__Stated goal__. In the listing below, locate the lines that hold the string "title". Copy those lines.

── Input

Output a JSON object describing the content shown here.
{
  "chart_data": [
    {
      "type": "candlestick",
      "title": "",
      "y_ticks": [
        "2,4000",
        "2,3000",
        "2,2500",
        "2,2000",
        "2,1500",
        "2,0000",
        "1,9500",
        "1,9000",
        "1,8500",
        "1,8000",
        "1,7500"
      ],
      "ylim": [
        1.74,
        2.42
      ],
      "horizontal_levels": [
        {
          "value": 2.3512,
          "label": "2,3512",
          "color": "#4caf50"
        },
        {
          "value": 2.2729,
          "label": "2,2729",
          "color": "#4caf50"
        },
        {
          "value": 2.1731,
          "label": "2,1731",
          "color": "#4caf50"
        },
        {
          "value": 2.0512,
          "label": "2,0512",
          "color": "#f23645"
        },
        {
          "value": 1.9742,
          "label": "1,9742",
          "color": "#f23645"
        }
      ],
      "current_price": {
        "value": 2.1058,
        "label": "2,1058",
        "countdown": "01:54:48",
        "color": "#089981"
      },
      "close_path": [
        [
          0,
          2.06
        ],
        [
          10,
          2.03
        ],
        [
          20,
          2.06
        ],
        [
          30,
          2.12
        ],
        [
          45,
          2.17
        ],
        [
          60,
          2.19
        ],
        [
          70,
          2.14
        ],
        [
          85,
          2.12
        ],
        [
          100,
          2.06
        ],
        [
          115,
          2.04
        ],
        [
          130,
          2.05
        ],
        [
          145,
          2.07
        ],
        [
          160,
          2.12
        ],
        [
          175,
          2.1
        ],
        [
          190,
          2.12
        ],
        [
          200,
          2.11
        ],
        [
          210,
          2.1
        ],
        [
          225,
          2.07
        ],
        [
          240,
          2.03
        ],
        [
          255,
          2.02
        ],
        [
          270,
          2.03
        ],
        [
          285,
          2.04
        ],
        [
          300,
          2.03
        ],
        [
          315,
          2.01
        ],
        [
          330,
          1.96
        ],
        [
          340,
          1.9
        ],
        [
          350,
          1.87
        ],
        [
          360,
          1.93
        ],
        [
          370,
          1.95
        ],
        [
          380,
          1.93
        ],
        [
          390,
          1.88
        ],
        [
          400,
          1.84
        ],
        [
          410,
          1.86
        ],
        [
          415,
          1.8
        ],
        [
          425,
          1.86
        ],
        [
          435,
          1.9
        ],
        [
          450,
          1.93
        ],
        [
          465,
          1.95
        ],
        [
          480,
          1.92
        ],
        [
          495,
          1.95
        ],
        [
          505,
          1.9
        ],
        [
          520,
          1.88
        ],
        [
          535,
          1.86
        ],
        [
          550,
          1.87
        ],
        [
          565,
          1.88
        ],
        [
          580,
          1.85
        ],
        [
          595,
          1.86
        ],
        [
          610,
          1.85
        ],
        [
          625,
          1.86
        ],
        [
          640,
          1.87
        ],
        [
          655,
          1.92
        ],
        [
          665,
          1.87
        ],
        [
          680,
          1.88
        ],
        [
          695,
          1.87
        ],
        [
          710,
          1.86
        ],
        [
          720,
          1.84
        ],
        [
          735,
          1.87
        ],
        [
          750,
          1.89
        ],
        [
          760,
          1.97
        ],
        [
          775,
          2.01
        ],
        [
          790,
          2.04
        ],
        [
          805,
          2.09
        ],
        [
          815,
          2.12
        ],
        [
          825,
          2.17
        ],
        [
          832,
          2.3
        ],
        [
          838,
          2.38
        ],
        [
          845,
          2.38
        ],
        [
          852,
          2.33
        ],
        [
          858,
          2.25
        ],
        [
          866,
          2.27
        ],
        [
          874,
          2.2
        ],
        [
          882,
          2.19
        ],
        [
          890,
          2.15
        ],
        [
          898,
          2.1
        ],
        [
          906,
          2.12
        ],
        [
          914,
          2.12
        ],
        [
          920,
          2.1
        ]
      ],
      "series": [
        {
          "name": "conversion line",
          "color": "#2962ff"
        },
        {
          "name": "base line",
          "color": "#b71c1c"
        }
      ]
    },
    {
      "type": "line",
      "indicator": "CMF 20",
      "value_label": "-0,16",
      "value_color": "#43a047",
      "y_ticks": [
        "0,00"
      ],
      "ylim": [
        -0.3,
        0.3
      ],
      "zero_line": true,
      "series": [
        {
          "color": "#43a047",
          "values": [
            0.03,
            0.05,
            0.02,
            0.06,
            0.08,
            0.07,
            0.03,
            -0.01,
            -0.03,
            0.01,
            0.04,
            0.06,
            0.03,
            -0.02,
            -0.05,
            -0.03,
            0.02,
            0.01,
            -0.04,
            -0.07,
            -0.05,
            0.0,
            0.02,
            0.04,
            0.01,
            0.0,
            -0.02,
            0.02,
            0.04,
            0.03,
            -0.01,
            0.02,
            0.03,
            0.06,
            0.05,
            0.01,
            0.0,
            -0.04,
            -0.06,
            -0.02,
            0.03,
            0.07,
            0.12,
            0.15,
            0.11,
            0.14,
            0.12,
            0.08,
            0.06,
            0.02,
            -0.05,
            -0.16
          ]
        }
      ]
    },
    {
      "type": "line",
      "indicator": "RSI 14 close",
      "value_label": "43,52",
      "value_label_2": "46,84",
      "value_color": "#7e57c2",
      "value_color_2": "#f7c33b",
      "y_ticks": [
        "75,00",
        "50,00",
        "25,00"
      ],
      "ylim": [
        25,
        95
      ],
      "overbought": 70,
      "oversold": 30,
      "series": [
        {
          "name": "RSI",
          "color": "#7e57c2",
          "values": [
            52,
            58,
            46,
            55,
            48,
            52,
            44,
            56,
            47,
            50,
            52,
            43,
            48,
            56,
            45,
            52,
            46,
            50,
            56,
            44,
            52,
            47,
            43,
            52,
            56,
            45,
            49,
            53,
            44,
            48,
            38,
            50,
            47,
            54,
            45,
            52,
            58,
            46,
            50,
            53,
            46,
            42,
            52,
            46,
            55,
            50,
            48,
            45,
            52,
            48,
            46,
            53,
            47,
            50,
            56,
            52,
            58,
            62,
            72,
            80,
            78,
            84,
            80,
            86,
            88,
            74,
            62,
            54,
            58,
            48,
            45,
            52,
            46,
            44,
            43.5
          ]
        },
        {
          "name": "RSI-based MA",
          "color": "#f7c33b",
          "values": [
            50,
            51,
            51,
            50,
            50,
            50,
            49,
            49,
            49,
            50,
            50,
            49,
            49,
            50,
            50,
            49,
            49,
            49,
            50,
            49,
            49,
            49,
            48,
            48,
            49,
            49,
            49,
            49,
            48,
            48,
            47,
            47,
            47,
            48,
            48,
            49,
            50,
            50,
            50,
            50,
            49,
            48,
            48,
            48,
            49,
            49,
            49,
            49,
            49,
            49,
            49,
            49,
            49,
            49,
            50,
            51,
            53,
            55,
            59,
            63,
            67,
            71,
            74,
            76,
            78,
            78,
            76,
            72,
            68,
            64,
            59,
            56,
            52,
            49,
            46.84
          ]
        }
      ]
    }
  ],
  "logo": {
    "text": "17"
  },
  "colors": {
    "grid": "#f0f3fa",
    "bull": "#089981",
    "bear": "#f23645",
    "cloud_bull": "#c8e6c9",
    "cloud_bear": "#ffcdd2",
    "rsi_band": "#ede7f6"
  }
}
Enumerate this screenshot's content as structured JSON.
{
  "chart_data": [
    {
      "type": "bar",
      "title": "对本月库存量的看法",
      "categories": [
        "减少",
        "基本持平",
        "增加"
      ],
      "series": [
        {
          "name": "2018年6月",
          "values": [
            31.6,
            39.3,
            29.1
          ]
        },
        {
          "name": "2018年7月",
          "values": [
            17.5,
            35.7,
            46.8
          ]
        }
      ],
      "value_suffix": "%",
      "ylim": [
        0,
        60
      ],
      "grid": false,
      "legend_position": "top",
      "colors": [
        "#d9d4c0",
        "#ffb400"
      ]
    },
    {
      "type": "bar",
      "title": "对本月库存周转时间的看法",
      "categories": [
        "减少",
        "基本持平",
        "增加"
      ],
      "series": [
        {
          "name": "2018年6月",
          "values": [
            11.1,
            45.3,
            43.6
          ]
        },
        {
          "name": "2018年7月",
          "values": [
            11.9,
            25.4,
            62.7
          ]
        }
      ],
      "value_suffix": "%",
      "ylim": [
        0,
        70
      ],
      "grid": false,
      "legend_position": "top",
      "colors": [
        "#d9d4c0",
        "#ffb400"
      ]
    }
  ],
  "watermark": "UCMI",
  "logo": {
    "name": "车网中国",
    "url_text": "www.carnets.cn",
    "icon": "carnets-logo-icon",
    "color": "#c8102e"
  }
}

────

__Full answer__.
      "title": "",
      "title": "对本月库存量的看法",
      "title": "对本月库存周转时间的看法",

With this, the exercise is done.